--- Begin Excerpted data ---
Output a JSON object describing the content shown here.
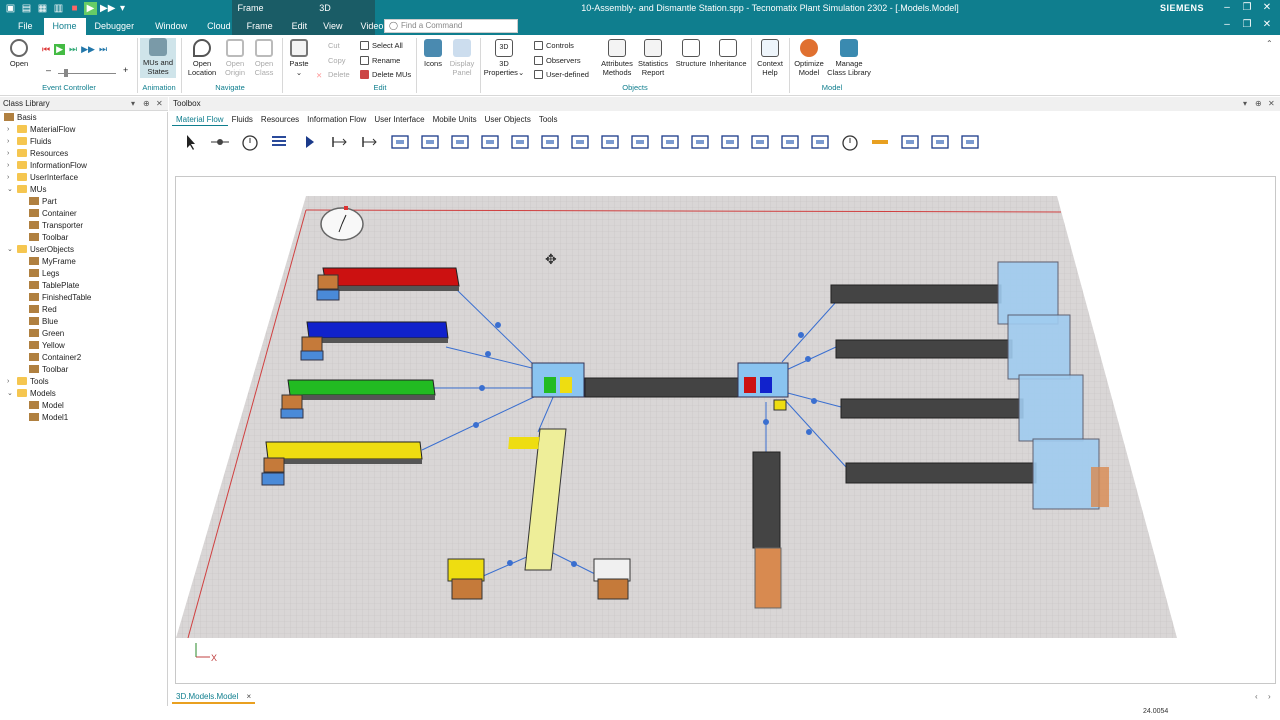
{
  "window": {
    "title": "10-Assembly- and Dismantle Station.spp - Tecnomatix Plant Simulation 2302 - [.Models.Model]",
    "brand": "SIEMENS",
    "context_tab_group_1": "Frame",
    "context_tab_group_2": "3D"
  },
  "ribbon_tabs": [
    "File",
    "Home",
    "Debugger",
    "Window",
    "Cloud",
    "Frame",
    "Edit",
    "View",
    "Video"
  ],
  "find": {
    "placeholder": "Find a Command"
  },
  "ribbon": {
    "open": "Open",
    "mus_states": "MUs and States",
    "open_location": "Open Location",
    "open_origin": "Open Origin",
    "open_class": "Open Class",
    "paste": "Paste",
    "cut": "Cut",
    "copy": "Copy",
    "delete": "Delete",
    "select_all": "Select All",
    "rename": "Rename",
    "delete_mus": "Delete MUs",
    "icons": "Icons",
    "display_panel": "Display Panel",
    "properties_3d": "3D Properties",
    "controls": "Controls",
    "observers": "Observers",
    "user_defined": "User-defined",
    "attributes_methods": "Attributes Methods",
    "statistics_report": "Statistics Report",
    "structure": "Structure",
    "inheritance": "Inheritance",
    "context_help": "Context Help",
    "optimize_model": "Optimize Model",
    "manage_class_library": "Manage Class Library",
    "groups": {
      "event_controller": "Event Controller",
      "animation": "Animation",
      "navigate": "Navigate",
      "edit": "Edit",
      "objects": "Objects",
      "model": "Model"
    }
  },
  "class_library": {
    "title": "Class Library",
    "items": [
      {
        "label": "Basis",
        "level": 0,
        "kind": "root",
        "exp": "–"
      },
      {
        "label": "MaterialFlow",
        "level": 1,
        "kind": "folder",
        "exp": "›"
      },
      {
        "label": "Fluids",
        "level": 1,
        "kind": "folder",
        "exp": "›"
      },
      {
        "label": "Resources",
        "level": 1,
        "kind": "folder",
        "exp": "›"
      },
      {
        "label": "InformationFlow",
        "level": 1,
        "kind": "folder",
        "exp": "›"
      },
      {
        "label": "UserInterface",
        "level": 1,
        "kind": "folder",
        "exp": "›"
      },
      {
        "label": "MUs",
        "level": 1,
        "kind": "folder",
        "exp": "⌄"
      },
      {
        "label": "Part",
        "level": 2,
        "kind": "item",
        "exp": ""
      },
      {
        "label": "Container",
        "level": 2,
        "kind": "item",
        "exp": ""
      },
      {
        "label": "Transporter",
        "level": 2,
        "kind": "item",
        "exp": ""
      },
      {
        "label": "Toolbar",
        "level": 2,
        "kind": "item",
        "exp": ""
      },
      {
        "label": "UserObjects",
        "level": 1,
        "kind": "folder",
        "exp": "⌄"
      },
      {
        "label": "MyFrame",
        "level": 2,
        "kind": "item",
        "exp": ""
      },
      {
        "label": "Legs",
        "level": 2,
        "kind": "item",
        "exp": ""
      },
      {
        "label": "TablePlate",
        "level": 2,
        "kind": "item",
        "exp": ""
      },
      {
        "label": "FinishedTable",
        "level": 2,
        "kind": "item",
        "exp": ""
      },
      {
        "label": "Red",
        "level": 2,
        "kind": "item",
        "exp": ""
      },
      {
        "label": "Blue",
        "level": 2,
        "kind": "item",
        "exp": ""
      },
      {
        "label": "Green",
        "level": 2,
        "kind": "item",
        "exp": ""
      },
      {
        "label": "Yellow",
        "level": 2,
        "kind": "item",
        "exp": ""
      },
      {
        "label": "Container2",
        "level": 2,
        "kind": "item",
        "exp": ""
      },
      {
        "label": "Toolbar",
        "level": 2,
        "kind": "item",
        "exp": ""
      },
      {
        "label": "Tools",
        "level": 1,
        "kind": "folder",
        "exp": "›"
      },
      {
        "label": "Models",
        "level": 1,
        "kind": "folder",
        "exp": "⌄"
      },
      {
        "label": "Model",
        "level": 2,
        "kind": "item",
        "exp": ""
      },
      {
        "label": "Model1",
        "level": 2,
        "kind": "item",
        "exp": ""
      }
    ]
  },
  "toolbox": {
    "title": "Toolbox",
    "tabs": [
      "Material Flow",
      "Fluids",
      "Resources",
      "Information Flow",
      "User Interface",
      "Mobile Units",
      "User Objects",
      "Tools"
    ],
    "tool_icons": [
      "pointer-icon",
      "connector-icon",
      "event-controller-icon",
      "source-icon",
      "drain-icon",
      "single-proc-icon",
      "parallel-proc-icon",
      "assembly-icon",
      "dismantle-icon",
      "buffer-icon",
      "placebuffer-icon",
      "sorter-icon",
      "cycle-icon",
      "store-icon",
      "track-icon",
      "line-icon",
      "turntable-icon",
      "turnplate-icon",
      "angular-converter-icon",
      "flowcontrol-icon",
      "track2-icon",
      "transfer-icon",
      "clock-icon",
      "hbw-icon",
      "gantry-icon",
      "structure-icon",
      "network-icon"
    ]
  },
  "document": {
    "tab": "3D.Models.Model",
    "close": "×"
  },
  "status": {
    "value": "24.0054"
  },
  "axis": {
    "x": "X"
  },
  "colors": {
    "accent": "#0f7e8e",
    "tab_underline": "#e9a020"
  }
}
--- End Excerpted data ---
◆ What you will do ◆
Any pictures should be dropped; transcribe the rest of the records above exactly.

◆ Right answer ◆
Output a JSON object describing the content shown here.
{
  "window": {
    "title": "10-Assembly- and Dismantle Station.spp - Tecnomatix Plant Simulation 2302 - [.Models.Model]",
    "brand": "SIEMENS",
    "context_tab_group_1": "Frame",
    "context_tab_group_2": "3D"
  },
  "ribbon_tabs": [
    "File",
    "Home",
    "Debugger",
    "Window",
    "Cloud",
    "Frame",
    "Edit",
    "View",
    "Video"
  ],
  "find": {
    "placeholder": "Find a Command"
  },
  "ribbon": {
    "open": "Open",
    "mus_states": "MUs and States",
    "open_location": "Open Location",
    "open_origin": "Open Origin",
    "open_class": "Open Class",
    "paste": "Paste",
    "cut": "Cut",
    "copy": "Copy",
    "delete": "Delete",
    "select_all": "Select All",
    "rename": "Rename",
    "delete_mus": "Delete MUs",
    "icons": "Icons",
    "display_panel": "Display Panel",
    "properties_3d": "3D Properties",
    "controls": "Controls",
    "observers": "Observers",
    "user_defined": "User-defined",
    "attributes_methods": "Attributes Methods",
    "statistics_report": "Statistics Report",
    "structure": "Structure",
    "inheritance": "Inheritance",
    "context_help": "Context Help",
    "optimize_model": "Optimize Model",
    "manage_class_library": "Manage Class Library",
    "groups": {
      "event_controller": "Event Controller",
      "animation": "Animation",
      "navigate": "Navigate",
      "edit": "Edit",
      "objects": "Objects",
      "model": "Model"
    }
  },
  "class_library": {
    "title": "Class Library",
    "items": [
      {
        "label": "Basis",
        "level": 0,
        "kind": "root",
        "exp": "–"
      },
      {
        "label": "MaterialFlow",
        "level": 1,
        "kind": "folder",
        "exp": "›"
      },
      {
        "label": "Fluids",
        "level": 1,
        "kind": "folder",
        "exp": "›"
      },
      {
        "label": "Resources",
        "level": 1,
        "kind": "folder",
        "exp": "›"
      },
      {
        "label": "InformationFlow",
        "level": 1,
        "kind": "folder",
        "exp": "›"
      },
      {
        "label": "UserInterface",
        "level": 1,
        "kind": "folder",
        "exp": "›"
      },
      {
        "label": "MUs",
        "level": 1,
        "kind": "folder",
        "exp": "⌄"
      },
      {
        "label": "Part",
        "level": 2,
        "kind": "item",
        "exp": ""
      },
      {
        "label": "Container",
        "level": 2,
        "kind": "item",
        "exp": ""
      },
      {
        "label": "Transporter",
        "level": 2,
        "kind": "item",
        "exp": ""
      },
      {
        "label": "Toolbar",
        "level": 2,
        "kind": "item",
        "exp": ""
      },
      {
        "label": "UserObjects",
        "level": 1,
        "kind": "folder",
        "exp": "⌄"
      },
      {
        "label": "MyFrame",
        "level": 2,
        "kind": "item",
        "exp": ""
      },
      {
        "label": "Legs",
        "level": 2,
        "kind": "item",
        "exp": ""
      },
      {
        "label": "TablePlate",
        "level": 2,
        "kind": "item",
        "exp": ""
      },
      {
        "label": "FinishedTable",
        "level": 2,
        "kind": "item",
        "exp": ""
      },
      {
        "label": "Red",
        "level": 2,
        "kind": "item",
        "exp": ""
      },
      {
        "label": "Blue",
        "level": 2,
        "kind": "item",
        "exp": ""
      },
      {
        "label": "Green",
        "level": 2,
        "kind": "item",
        "exp": ""
      },
      {
        "label": "Yellow",
        "level": 2,
        "kind": "item",
        "exp": ""
      },
      {
        "label": "Container2",
        "level": 2,
        "kind": "item",
        "exp": ""
      },
      {
        "label": "Toolbar",
        "level": 2,
        "kind": "item",
        "exp": ""
      },
      {
        "label": "Tools",
        "level": 1,
        "kind": "folder",
        "exp": "›"
      },
      {
        "label": "Models",
        "level": 1,
        "kind": "folder",
        "exp": "⌄"
      },
      {
        "label": "Model",
        "level": 2,
        "kind": "item",
        "exp": ""
      },
      {
        "label": "Model1",
        "level": 2,
        "kind": "item",
        "exp": ""
      }
    ]
  },
  "toolbox": {
    "title": "Toolbox",
    "tabs": [
      "Material Flow",
      "Fluids",
      "Resources",
      "Information Flow",
      "User Interface",
      "Mobile Units",
      "User Objects",
      "Tools"
    ],
    "tool_icons": [
      "pointer-icon",
      "connector-icon",
      "event-controller-icon",
      "source-icon",
      "drain-icon",
      "single-proc-icon",
      "parallel-proc-icon",
      "assembly-icon",
      "dismantle-icon",
      "buffer-icon",
      "placebuffer-icon",
      "sorter-icon",
      "cycle-icon",
      "store-icon",
      "track-icon",
      "line-icon",
      "turntable-icon",
      "turnplate-icon",
      "angular-converter-icon",
      "flowcontrol-icon",
      "track2-icon",
      "transfer-icon",
      "clock-icon",
      "hbw-icon",
      "gantry-icon",
      "structure-icon",
      "network-icon"
    ]
  },
  "document": {
    "tab": "3D.Models.Model",
    "close": "×"
  },
  "status": {
    "value": "24.0054"
  },
  "axis": {
    "x": "X"
  },
  "colors": {
    "accent": "#0f7e8e",
    "tab_underline": "#e9a020"
  }
}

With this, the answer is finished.